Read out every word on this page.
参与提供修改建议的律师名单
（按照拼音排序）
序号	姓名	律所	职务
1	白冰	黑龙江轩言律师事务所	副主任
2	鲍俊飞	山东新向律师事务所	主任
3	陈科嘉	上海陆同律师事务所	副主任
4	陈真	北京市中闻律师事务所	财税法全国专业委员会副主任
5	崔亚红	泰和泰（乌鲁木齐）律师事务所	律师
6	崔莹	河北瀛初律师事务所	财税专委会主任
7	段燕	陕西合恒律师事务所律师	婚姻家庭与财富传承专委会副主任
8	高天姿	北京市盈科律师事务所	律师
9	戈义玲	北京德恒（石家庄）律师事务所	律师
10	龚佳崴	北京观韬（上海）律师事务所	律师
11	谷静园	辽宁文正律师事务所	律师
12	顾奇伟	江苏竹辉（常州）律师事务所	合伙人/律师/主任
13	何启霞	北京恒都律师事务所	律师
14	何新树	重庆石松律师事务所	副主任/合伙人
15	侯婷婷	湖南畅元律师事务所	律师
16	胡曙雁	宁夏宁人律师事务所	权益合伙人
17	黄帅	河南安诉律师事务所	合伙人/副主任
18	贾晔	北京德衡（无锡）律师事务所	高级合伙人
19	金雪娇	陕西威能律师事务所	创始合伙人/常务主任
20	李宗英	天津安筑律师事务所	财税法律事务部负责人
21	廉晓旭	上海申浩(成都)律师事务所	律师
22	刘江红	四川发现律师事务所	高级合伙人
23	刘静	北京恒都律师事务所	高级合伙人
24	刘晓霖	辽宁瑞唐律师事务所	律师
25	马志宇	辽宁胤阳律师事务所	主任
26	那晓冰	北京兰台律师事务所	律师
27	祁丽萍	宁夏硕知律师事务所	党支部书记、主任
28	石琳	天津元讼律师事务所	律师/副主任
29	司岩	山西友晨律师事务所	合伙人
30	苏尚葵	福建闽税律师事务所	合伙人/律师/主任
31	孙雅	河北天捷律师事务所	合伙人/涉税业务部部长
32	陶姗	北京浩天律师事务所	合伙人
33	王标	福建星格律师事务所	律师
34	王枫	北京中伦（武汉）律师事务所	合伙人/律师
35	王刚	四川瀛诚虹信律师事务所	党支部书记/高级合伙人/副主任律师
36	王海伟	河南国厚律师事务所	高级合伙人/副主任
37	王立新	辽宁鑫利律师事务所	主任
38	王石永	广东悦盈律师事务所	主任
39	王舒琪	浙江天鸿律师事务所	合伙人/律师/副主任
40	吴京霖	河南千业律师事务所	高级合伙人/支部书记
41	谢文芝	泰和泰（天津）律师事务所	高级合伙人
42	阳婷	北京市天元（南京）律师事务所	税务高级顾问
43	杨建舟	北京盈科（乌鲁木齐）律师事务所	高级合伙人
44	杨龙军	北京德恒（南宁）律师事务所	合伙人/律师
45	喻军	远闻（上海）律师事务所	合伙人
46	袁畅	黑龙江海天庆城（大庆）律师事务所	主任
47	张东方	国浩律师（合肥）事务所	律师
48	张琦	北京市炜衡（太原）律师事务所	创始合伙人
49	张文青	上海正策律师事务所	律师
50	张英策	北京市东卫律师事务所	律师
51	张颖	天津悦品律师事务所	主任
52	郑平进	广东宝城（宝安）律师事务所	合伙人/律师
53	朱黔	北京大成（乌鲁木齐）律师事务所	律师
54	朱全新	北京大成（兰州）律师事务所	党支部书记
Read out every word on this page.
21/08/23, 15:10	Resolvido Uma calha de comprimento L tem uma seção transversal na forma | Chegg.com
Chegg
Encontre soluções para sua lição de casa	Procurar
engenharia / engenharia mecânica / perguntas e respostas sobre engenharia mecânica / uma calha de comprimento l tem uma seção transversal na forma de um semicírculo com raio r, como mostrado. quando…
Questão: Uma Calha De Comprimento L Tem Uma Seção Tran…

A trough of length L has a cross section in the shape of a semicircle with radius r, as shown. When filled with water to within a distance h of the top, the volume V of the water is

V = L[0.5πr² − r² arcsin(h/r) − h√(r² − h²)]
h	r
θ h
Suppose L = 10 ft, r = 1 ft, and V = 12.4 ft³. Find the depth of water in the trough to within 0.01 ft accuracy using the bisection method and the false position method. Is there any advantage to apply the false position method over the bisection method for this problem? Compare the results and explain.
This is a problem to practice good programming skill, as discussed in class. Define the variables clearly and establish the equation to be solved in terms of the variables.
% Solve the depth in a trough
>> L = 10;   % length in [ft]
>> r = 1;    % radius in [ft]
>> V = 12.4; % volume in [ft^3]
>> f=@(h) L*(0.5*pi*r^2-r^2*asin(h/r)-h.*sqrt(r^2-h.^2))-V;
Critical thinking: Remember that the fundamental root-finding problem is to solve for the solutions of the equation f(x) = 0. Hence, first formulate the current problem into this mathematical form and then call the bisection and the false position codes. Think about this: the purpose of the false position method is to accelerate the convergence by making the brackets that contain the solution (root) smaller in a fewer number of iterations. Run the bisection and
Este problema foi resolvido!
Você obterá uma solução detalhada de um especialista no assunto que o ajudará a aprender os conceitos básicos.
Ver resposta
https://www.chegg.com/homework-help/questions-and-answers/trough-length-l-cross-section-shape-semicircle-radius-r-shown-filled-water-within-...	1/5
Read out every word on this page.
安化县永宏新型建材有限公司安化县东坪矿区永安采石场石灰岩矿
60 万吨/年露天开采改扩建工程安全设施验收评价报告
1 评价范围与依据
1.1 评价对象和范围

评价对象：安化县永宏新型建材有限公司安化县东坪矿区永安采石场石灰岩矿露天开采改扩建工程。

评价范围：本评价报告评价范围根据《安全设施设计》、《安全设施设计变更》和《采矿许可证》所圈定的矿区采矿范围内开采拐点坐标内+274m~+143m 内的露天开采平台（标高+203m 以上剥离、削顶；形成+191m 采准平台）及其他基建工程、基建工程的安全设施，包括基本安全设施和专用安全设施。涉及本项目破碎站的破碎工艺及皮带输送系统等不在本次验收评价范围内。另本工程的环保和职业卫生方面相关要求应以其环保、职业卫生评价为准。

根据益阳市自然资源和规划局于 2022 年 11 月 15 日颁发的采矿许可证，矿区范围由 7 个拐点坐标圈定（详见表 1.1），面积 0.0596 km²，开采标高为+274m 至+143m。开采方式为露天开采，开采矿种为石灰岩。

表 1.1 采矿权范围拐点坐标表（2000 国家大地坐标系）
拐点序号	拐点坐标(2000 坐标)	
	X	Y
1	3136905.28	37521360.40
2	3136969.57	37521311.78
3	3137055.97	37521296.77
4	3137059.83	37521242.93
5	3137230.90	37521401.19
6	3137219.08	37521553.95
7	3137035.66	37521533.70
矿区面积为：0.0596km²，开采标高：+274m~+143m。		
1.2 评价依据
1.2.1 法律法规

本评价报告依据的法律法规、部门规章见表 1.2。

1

| TASK INSTRUCTIONS |
Repeat all of the records above exactly as they appear.

| FINISHED EXERCISE |
Read out every word on this page.
参与提供修改建议的律师名单
（按照拼音排序）
序号	姓名	律所	职务
1	白冰	黑龙江轩言律师事务所	副主任
2	鲍俊飞	山东新向律师事务所	主任
3	陈科嘉	上海陆同律师事务所	副主任
4	陈真	北京市中闻律师事务所	财税法全国专业委员会副主任
5	崔亚红	泰和泰（乌鲁木齐）律师事务所	律师
6	崔莹	河北瀛初律师事务所	财税专委会主任
7	段燕	陕西合恒律师事务所律师	婚姻家庭与财富传承专委会副主任
8	高天姿	北京市盈科律师事务所	律师
9	戈义玲	北京德恒（石家庄）律师事务所	律师
10	龚佳崴	北京观韬（上海）律师事务所	律师
11	谷静园	辽宁文正律师事务所	律师
12	顾奇伟	江苏竹辉（常州）律师事务所	合伙人/律师/主任
13	何启霞	北京恒都律师事务所	律师
14	何新树	重庆石松律师事务所	副主任/合伙人
15	侯婷婷	湖南畅元律师事务所	律师
16	胡曙雁	宁夏宁人律师事务所	权益合伙人
17	黄帅	河南安诉律师事务所	合伙人/副主任
18	贾晔	北京德衡（无锡）律师事务所	高级合伙人
19	金雪娇	陕西威能律师事务所	创始合伙人/常务主任
20	李宗英	天津安筑律师事务所	财税法律事务部负责人
21	廉晓旭	上海申浩(成都)律师事务所	律师
22	刘江红	四川发现律师事务所	高级合伙人
23	刘静	北京恒都律师事务所	高级合伙人
24	刘晓霖	辽宁瑞唐律师事务所	律师
25	马志宇	辽宁胤阳律师事务所	主任
26	那晓冰	北京兰台律师事务所	律师
27	祁丽萍	宁夏硕知律师事务所	党支部书记、主任
28	石琳	天津元讼律师事务所	律师/副主任
29	司岩	山西友晨律师事务所	合伙人
30	苏尚葵	福建闽税律师事务所	合伙人/律师/主任
31	孙雅	河北天捷律师事务所	合伙人/涉税业务部部长
32	陶姗	北京浩天律师事务所	合伙人
33	王标	福建星格律师事务所	律师
34	王枫	北京中伦（武汉）律师事务所	合伙人/律师
35	王刚	四川瀛诚虹信律师事务所	党支部书记/高级合伙人/副主任律师
36	王海伟	河南国厚律师事务所	高级合伙人/副主任
37	王立新	辽宁鑫利律师事务所	主任
38	王石永	广东悦盈律师事务所	主任
39	王舒琪	浙江天鸿律师事务所	合伙人/律师/副主任
40	吴京霖	河南千业律师事务所	高级合伙人/支部书记
41	谢文芝	泰和泰（天津）律师事务所	高级合伙人
42	阳婷	北京市天元（南京）律师事务所	税务高级顾问
43	杨建舟	北京盈科（乌鲁木齐）律师事务所	高级合伙人
44	杨龙军	北京德恒（南宁）律师事务所	合伙人/律师
45	喻军	远闻（上海）律师事务所	合伙人
46	袁畅	黑龙江海天庆城（大庆）律师事务所	主任
47	张东方	国浩律师（合肥）事务所	律师
48	张琦	北京市炜衡（太原）律师事务所	创始合伙人
49	张文青	上海正策律师事务所	律师
50	张英策	北京市东卫律师事务所	律师
51	张颖	天津悦品律师事务所	主任
52	郑平进	广东宝城（宝安）律师事务所	合伙人/律师
53	朱黔	北京大成（乌鲁木齐）律师事务所	律师
54	朱全新	北京大成（兰州）律师事务所	党支部书记
Read out every word on this page.
21/08/23, 15:10	Resolvido Uma calha de comprimento L tem uma seção transversal na forma | Chegg.com
Chegg
Encontre soluções para sua lição de casa	Procurar
engenharia / engenharia mecânica / perguntas e respostas sobre engenharia mecânica / uma calha de comprimento l tem uma seção transversal na forma de um semicírculo com raio r, como mostrado. quando…
Questão: Uma Calha De Comprimento L Tem Uma Seção Tran…

A trough of length L has a cross section in the shape of a semicircle with radius r, as shown. When filled with water to within a distance h of the top, the volume V of the water is

V = L[0.5πr² − r² arcsin(h/r) − h√(r² − h²)]
h	r
θ h
Suppose L = 10 ft, r = 1 ft, and V = 12.4 ft³. Find the depth of water in the trough to within 0.01 ft accuracy using the bisection method and the false position method. Is there any advantage to apply the false position method over the bisection method for this problem? Compare the results and explain.
This is a problem to practice good programming skill, as discussed in class. Define the variables clearly and establish the equation to be solved in terms of the variables.
% Solve the depth in a trough
>> L = 10;   % length in [ft]
>> r = 1;    % radius in [ft]
>> V = 12.4; % volume in [ft^3]
>> f=@(h) L*(0.5*pi*r^2-r^2*asin(h/r)-h.*sqrt(r^2-h.^2))-V;
Critical thinking: Remember that the fundamental root-finding problem is to solve for the solutions of the equation f(x) = 0. Hence, first formulate the current problem into this mathematical form and then call the bisection and the false position codes. Think about this: the purpose of the false position method is to accelerate the convergence by making the brackets that contain the solution (root) smaller in a fewer number of iterations. Run the bisection and
Este problema foi resolvido!
Você obterá uma solução detalhada de um especialista no assunto que o ajudará a aprender os conceitos básicos.
Ver resposta
https://www.chegg.com/homework-help/questions-and-answers/trough-length-l-cross-section-shape-semicircle-radius-r-shown-filled-water-within-...	1/5
Read out every word on this page.
安化县永宏新型建材有限公司安化县东坪矿区永安采石场石灰岩矿
60 万吨/年露天开采改扩建工程安全设施验收评价报告
1 评价范围与依据
1.1 评价对象和范围

评价对象：安化县永宏新型建材有限公司安化县东坪矿区永安采石场石灰岩矿露天开采改扩建工程。

评价范围：本评价报告评价范围根据《安全设施设计》、《安全设施设计变更》和《采矿许可证》所圈定的矿区采矿范围内开采拐点坐标内+274m~+143m 内的露天开采平台（标高+203m 以上剥离、削顶；形成+191m 采准平台）及其他基建工程、基建工程的安全设施，包括基本安全设施和专用安全设施。涉及本项目破碎站的破碎工艺及皮带输送系统等不在本次验收评价范围内。另本工程的环保和职业卫生方面相关要求应以其环保、职业卫生评价为准。

根据益阳市自然资源和规划局于 2022 年 11 月 15 日颁发的采矿许可证，矿区范围由 7 个拐点坐标圈定（详见表 1.1），面积 0.0596 km²，开采标高为+274m 至+143m。开采方式为露天开采，开采矿种为石灰岩。

表 1.1 采矿权范围拐点坐标表（2000 国家大地坐标系）
拐点序号	拐点坐标(2000 坐标)	
	X	Y
1	3136905.28	37521360.40
2	3136969.57	37521311.78
3	3137055.97	37521296.77
4	3137059.83	37521242.93
5	3137230.90	37521401.19
6	3137219.08	37521553.95
7	3137035.66	37521533.70
矿区面积为：0.0596km²，开采标高：+274m~+143m。		
1.2 评价依据
1.2.1 法律法规

本评价报告依据的法律法规、部门规章见表 1.2。

1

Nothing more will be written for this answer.